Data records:
########################################

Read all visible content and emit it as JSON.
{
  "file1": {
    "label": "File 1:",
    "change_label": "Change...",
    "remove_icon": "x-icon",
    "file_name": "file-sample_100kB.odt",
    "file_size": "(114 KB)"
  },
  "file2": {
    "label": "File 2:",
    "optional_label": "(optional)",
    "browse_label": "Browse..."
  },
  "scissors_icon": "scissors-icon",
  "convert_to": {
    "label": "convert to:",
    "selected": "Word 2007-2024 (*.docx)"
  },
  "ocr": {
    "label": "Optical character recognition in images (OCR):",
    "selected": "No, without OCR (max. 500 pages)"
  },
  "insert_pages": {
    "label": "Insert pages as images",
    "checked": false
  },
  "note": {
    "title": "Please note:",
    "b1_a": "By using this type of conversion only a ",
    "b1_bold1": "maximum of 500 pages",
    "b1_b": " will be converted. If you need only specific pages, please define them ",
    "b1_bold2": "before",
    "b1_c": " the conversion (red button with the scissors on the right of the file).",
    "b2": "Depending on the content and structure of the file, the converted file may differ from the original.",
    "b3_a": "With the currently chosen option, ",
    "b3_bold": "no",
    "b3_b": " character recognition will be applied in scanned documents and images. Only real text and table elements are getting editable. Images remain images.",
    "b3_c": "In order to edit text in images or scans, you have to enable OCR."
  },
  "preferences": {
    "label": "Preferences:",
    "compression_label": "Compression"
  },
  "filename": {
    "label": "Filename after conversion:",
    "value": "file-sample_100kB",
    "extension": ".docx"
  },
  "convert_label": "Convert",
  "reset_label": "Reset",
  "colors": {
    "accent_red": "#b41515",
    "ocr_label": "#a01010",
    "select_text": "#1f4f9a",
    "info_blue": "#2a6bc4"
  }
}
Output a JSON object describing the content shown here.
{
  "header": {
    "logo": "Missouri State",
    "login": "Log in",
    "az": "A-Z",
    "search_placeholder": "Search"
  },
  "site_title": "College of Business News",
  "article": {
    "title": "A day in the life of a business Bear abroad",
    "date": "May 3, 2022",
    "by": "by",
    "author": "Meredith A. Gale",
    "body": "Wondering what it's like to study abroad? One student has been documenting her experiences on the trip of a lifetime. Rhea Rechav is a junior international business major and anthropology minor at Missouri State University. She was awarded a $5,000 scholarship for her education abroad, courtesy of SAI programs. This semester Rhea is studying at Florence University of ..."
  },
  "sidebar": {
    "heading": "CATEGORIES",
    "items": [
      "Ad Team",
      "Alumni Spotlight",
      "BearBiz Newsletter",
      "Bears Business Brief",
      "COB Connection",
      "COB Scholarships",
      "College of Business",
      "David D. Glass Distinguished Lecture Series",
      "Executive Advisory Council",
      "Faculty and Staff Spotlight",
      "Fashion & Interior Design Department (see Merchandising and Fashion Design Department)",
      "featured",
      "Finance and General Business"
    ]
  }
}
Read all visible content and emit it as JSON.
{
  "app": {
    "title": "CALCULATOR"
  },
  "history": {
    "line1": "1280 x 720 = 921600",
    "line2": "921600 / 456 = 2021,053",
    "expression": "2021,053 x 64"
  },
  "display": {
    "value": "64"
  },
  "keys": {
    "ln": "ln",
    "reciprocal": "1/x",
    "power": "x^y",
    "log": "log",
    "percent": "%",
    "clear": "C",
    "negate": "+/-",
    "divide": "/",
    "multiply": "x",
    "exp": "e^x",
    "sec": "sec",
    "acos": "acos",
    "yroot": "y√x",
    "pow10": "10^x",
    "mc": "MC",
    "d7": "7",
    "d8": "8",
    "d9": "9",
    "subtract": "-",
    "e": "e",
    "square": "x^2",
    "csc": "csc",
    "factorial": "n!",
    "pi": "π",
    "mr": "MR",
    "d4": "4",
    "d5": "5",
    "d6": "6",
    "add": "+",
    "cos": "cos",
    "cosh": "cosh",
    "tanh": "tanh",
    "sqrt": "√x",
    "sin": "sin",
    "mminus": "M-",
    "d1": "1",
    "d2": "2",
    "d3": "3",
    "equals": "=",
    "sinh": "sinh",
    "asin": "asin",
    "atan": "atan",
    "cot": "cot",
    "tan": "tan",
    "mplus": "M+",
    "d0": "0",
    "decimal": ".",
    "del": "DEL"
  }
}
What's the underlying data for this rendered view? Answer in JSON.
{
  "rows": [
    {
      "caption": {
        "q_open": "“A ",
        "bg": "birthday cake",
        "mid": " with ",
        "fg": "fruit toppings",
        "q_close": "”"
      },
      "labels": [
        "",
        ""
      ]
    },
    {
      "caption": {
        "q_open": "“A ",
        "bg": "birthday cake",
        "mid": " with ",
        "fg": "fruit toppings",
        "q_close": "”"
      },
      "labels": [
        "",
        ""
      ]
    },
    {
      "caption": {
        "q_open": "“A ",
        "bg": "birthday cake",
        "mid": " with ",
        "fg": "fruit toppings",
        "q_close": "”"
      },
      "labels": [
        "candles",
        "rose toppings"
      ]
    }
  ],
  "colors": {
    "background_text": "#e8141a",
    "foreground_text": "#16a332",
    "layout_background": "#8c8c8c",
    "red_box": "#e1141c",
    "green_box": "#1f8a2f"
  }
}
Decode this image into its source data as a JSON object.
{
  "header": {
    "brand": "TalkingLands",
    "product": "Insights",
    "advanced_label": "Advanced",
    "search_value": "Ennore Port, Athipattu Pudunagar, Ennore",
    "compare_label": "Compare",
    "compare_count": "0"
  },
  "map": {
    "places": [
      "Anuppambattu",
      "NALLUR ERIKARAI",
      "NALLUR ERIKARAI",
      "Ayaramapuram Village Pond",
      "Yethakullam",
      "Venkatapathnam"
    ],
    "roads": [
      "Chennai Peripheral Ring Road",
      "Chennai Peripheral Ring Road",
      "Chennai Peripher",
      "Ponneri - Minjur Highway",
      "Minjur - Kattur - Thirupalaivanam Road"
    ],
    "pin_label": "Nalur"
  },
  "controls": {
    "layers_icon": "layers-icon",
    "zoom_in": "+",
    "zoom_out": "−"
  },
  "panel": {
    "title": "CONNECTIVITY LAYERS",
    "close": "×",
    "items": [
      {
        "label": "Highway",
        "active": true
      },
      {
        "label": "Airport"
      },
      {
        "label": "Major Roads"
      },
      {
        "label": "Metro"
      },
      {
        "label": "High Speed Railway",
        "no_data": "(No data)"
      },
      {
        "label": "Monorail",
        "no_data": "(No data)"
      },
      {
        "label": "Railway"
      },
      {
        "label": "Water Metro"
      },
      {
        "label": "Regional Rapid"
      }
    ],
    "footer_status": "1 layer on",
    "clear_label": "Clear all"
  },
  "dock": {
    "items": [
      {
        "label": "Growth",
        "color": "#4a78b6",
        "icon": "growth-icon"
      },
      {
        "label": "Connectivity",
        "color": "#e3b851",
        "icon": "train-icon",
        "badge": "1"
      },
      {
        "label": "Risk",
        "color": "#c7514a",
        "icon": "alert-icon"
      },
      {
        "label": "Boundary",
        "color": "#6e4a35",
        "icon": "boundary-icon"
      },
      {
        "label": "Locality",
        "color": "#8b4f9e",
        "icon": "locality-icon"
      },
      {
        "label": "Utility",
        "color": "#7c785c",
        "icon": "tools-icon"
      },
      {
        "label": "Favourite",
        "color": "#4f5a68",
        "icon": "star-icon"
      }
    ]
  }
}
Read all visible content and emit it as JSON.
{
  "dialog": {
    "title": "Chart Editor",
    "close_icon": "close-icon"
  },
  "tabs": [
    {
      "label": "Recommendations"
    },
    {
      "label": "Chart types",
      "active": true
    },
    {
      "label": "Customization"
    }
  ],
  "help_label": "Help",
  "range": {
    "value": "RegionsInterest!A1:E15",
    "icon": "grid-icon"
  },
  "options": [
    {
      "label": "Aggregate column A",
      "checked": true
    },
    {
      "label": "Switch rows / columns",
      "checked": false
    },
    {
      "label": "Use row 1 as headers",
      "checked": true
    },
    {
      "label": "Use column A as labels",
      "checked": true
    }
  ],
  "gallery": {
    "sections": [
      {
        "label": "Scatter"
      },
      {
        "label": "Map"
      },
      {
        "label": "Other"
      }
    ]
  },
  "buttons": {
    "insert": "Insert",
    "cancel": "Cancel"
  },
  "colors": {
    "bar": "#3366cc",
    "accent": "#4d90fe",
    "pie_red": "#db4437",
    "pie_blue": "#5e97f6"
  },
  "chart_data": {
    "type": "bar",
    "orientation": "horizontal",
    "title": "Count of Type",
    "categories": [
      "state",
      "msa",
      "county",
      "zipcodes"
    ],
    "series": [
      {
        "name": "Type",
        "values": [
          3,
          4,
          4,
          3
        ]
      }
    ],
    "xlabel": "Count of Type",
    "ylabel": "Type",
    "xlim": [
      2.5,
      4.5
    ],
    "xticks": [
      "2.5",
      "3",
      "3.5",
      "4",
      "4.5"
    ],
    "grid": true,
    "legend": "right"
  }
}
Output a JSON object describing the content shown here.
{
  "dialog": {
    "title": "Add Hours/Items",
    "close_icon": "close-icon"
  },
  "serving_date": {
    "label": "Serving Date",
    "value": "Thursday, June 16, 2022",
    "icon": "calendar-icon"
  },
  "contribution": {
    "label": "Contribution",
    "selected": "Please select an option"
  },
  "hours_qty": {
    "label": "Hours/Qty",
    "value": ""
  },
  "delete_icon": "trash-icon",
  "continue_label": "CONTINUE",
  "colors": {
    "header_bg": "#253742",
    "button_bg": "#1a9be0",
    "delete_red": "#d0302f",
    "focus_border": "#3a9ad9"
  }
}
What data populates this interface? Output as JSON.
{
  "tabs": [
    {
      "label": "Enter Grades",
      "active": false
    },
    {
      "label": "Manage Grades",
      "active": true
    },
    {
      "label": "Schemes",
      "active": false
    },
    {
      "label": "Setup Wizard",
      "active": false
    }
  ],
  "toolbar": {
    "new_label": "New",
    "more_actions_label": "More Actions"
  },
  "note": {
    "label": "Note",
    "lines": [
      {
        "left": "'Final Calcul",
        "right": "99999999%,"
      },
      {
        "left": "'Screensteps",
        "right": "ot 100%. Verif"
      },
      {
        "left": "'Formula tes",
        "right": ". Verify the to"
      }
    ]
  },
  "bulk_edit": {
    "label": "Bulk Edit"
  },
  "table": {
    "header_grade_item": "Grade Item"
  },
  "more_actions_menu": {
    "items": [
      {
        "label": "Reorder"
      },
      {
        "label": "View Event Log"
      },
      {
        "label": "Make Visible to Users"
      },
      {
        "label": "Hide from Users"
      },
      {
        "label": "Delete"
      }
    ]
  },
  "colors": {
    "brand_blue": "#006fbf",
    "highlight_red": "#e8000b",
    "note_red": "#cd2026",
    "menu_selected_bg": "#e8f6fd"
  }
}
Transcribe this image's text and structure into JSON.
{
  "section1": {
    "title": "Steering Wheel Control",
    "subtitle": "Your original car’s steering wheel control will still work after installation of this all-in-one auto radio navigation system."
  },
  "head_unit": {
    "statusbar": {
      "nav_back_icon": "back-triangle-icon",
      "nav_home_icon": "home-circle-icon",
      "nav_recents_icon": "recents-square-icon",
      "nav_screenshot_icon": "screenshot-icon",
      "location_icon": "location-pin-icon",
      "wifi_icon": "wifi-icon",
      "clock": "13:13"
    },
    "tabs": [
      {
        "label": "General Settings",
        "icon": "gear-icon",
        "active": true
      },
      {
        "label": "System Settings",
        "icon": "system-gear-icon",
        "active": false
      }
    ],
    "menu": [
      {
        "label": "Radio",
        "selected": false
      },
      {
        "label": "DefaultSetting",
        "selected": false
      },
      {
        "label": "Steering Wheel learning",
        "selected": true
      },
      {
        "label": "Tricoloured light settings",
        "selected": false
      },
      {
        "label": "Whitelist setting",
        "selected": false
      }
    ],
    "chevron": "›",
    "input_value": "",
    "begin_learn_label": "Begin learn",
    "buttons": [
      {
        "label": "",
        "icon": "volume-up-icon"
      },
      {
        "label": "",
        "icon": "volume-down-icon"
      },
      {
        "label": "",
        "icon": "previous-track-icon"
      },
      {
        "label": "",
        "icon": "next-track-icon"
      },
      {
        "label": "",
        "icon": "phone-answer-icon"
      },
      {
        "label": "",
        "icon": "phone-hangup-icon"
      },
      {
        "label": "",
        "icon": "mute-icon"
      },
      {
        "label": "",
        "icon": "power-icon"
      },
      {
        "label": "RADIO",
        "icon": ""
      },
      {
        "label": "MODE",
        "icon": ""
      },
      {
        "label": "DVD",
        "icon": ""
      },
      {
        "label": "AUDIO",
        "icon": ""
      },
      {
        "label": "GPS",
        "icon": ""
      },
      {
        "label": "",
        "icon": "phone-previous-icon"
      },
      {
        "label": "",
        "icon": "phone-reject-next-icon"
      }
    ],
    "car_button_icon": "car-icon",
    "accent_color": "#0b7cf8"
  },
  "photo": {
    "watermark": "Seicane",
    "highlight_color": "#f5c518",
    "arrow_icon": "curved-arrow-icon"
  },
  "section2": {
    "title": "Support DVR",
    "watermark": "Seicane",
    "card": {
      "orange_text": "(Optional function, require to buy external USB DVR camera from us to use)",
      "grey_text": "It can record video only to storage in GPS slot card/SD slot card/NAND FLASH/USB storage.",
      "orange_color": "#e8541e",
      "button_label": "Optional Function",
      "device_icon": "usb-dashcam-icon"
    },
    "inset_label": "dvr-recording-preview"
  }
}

########################################

* [Requirement]: Scan the lines for the string "gear". Copy out each line that matches.

* [The result]:
        "icon": "gear-icon",
        "icon": "system-gear-icon",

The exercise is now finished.